- Written exercise
Copy each line below that contains "Clerk".

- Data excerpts

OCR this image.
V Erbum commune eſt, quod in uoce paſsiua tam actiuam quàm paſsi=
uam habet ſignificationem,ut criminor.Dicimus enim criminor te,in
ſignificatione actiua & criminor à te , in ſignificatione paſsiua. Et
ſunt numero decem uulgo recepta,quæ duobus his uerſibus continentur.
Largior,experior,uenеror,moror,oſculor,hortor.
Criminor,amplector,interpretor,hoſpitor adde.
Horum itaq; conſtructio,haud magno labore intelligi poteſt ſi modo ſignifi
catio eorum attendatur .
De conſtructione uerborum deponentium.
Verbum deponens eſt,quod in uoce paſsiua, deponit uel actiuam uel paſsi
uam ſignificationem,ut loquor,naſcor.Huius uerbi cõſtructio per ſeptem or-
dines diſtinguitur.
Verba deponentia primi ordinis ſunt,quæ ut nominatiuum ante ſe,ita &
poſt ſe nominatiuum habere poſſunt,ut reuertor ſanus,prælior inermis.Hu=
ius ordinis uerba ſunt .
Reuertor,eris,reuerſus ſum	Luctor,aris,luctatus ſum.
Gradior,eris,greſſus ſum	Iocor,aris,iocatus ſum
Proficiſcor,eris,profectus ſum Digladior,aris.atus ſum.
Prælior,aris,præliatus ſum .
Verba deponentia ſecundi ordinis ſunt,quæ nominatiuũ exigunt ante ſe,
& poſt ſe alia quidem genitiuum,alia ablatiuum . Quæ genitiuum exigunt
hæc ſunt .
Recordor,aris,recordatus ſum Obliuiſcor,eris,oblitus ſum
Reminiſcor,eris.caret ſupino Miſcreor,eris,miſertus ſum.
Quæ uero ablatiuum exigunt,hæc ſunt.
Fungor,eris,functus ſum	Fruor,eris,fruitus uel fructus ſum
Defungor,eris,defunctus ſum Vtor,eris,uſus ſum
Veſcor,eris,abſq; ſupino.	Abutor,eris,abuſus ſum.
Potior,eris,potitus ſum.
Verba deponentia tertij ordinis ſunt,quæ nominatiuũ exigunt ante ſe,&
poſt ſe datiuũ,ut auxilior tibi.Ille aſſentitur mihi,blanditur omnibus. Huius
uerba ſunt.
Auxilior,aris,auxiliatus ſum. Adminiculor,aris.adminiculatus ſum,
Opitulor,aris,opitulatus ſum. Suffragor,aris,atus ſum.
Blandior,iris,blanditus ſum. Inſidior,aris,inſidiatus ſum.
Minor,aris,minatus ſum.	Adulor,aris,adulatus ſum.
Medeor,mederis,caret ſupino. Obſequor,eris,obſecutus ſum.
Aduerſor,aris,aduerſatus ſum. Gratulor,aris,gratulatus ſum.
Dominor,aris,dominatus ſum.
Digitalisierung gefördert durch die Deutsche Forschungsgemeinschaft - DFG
--
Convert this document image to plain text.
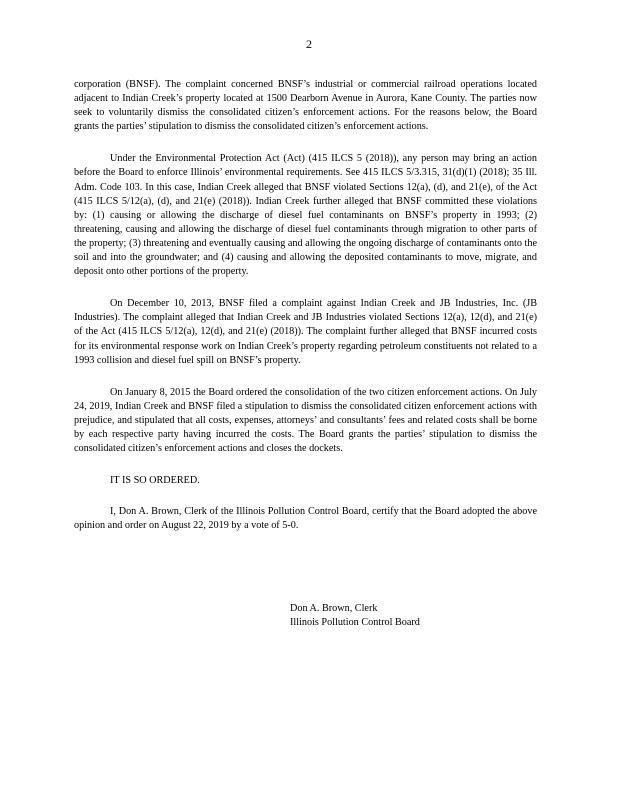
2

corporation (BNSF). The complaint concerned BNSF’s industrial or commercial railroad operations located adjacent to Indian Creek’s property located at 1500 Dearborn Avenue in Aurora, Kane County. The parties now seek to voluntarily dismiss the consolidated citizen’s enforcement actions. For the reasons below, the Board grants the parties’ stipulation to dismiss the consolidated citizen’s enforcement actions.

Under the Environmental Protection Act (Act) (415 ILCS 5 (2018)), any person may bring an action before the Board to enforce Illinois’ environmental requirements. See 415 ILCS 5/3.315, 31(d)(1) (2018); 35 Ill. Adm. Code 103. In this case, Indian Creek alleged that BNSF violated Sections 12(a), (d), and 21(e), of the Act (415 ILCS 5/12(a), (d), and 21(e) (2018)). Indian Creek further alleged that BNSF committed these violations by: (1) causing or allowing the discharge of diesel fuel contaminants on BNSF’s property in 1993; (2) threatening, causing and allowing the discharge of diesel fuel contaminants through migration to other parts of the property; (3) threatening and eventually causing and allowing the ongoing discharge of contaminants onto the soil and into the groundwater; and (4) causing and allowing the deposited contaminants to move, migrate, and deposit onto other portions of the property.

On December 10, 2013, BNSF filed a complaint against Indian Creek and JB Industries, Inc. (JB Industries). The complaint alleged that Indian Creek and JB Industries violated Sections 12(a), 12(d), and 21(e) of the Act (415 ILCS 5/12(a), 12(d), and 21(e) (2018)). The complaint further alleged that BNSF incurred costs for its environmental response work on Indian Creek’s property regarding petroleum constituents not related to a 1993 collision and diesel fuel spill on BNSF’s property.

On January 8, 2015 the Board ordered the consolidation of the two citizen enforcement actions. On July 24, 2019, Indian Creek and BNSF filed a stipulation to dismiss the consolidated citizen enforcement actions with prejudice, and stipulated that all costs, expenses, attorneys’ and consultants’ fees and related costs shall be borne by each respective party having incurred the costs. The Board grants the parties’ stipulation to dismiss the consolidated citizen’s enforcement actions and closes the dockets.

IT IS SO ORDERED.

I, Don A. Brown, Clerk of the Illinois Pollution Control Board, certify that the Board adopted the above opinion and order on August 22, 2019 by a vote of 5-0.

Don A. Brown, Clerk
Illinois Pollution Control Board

- Solution to this problem
I, Don A. Brown, Clerk of the Illinois Pollution Control Board, certify that the Board adopted the above opinion and order on August 22, 2019 by a vote of 5-0.
Don A. Brown, Clerk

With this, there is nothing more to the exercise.